#### Task to complete:
Set down, word for word, the stretch of the Gauss's Law comment thread below from "I realize that" through "using different surfaces!".

#### Selection:
------------------------------------------------

You sir, are a legend! I shall have to go back and like all these videos. I've been having so much fun that I forgot to like them. You have explained Gauss' Law and its applications so much better than my lecturer could ever hope to. Thank you so much! lasseviren1!!!
I dont think you will ever read my comment but I just want to thank you for all the helpful and clear videos! Now everything makes more sense than when my prof taught me. Thanks!
I realize that this is probably too late to be helpful, but in the previous video he told us that the shells were grounded, which would effectively cancel the positive charge on the outside of the sphere. He did not do that here, which means that the positive charges still exist and we need to take them into account when calculating the net charge. Hope that helped anyone who was confused.
Thank you so much for these videos. I finally have some idea of what's going on with Gauss's Law and how to derive the formulas using different surfaces!
I'm currently in an honors physics course with an awful professor, and I'd just like to let you know that your videos are very helpful. Thank you for making them.
Thank you so much! I think my grade went from a "d" to a "b". I have a test tomorrow and I was so nervous. I will tell you how I do tomorrow. Thanks for these videos! These are a life saver.
No, it wouldn't be zero. That hollow insulating sphere would no longer have to have a charge of -Q on the inside wall so if you drew a Gaussian Sphere with a radius of r where b
Im slightly confused with one matter how come's the first concentric sphere you did you said that E=0. However in this last concentric sphere you covered at the end of this video which seems to be the same amount of Q as the first concentric sphere but you said that E on the outside of teh sphere is equal to E= 2Q/4pieE0r^2. maybe i misunderstood something. Someone please help me =). thank you
So in your first example, the system is grounded and thus the outer surface has a charge of zero. If it were not grounded, then the outer surface in that example would have a charge of +Q?

------------------------------------------------

#### Material provided:

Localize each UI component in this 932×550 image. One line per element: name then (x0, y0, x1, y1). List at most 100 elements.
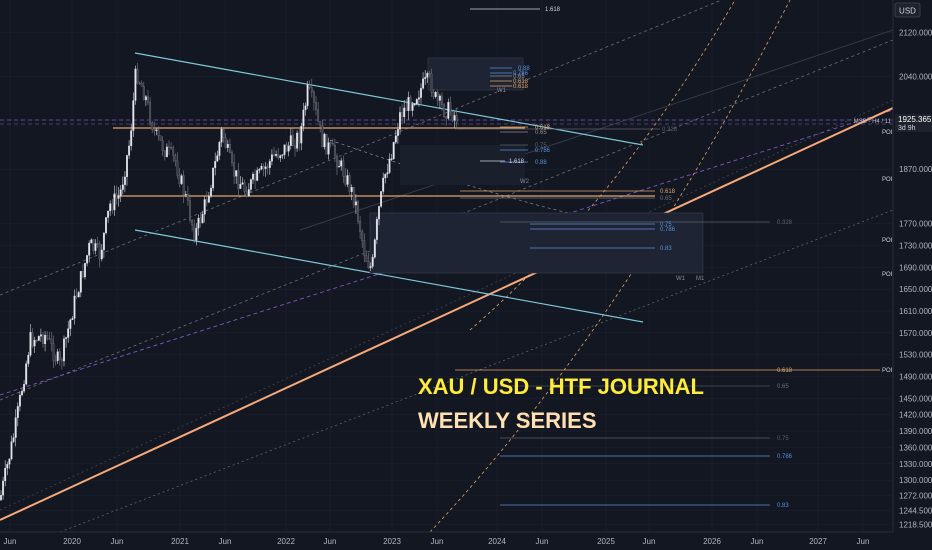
candle-body (48, 338, 51, 340)
candle-body (27, 354, 30, 364)
candle-body (266, 166, 269, 168)
candle-body (296, 132, 299, 149)
candle-body (176, 160, 179, 176)
candle-body (172, 147, 175, 156)
candle-body (312, 91, 315, 103)
y-tick-label: 1272.000 (899, 491, 932, 500)
candle-body (323, 133, 326, 148)
fib-zone-box (400, 145, 525, 185)
time-axis-panel[interactable] (0, 532, 893, 550)
currency-badge-box[interactable] (894, 2, 921, 18)
candle-body (409, 97, 412, 111)
channel-lower-line (134, 229, 644, 323)
wave-label: W1 (497, 88, 507, 94)
candle-body (14, 417, 17, 438)
candle-body (65, 337, 68, 339)
candle-body (96, 243, 99, 245)
x-tick-label: 2027 (809, 537, 827, 546)
candle-body (422, 78, 425, 89)
candle-body (10, 441, 13, 460)
candle-body (130, 130, 133, 147)
x-axis: Jun 2020 Jun 2021 Jun 2022 Jun 2023 Jun 2024 Jun 20… (4, 537, 870, 546)
candle-body (369, 266, 372, 268)
candle-body (325, 133, 328, 155)
candle-body (44, 334, 47, 345)
candle-body (67, 328, 70, 338)
x-tick-label: Jun (751, 537, 764, 546)
candle-body (58, 351, 61, 360)
candle-body (443, 104, 446, 117)
candle-body (79, 271, 82, 293)
fib-zone-box (427, 57, 524, 91)
price-axis-panel[interactable] (893, 0, 932, 532)
x-tick-label: Jun (111, 537, 124, 546)
candle-body (281, 154, 284, 156)
candle-body (73, 295, 76, 319)
candle-body (357, 201, 359, 222)
candle-body (210, 187, 212, 197)
candle-body (2, 480, 5, 496)
candle-body (455, 115, 458, 123)
candle-body (199, 217, 202, 224)
y-axis: 2120.0002040.0001960.0001870.0001770.000… (899, 29, 932, 530)
candle-body (149, 102, 152, 123)
candle-body (147, 96, 149, 103)
candle-body (186, 194, 189, 201)
main-trend-line (0, 107, 894, 521)
candle-body (415, 99, 418, 105)
candle-body (214, 161, 217, 169)
candle-body (239, 184, 242, 189)
candle-body (333, 144, 336, 157)
candle-body (275, 154, 278, 156)
candle-body (294, 145, 296, 149)
candle-body (6, 464, 9, 469)
candle-body (180, 175, 183, 184)
candle-body (441, 95, 443, 106)
candle-body (56, 351, 59, 361)
candle-body (399, 112, 401, 130)
y-tick-label: 1218.500 (899, 521, 932, 530)
trend-line (299, 29, 894, 231)
candle-body (306, 84, 309, 106)
candle-body (189, 200, 191, 221)
labels: 1.6180.6180.3280.6180.650.3280.750.7860.… (497, 7, 893, 509)
candle-body (123, 176, 126, 185)
fib-curve (429, 0, 791, 533)
candle-body (94, 243, 97, 251)
wave-label: W1 (676, 276, 686, 282)
candle-body (361, 231, 364, 241)
candle-body (102, 232, 105, 251)
fib-level-label: 0.65 (660, 196, 672, 202)
candle-body (71, 318, 74, 320)
candle-body (151, 122, 154, 130)
fib-level-label: 0.618 (660, 189, 676, 195)
x-tick-label: 2022 (277, 537, 295, 546)
candle-body (252, 173, 254, 180)
fib-level-label: 0.618 (513, 84, 529, 90)
x-tick-label: Jun (431, 537, 444, 546)
candle-body (165, 146, 168, 158)
x-tick-label: 2024 (488, 537, 506, 546)
candle-body (105, 217, 107, 234)
candle-body (16, 406, 19, 418)
y-tick-label: 2120.000 (899, 29, 932, 38)
x-tick-label: Jun (643, 537, 656, 546)
candle-body (453, 115, 456, 121)
candle-body (168, 146, 170, 148)
x-tick-label: Jun (324, 537, 337, 546)
candle-body (298, 132, 301, 144)
candle-body (115, 193, 118, 199)
candle-body (205, 199, 208, 203)
fib-level-label: 0.618 (535, 125, 551, 131)
candle-body (405, 107, 408, 111)
candle-body (268, 161, 271, 168)
dashed-trend-line (0, 99, 894, 511)
y-tick-label: 1330.000 (899, 460, 932, 469)
candle-body (216, 155, 219, 162)
candle-body (174, 155, 177, 162)
candle-body (128, 145, 131, 156)
candle-body (228, 144, 231, 153)
candle-body (436, 92, 439, 101)
y-tick-label: 1730.000 (899, 242, 932, 251)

------------------------------------------------

#### Task solution:
I realize that this is probably too late to be helpful, but in the previous video he told us that the shells were grounded, which would effectively cancel the positive charge on the outside of the sphere. He did not do that here, which means that the positive charges still exist and we need to take them into account when calculating the net charge. Hope that helped anyone who was confused.
Thank you so much for these videos. I finally have some idea of what's going on with Gauss's Law and how to derive the formulas using different surfaces!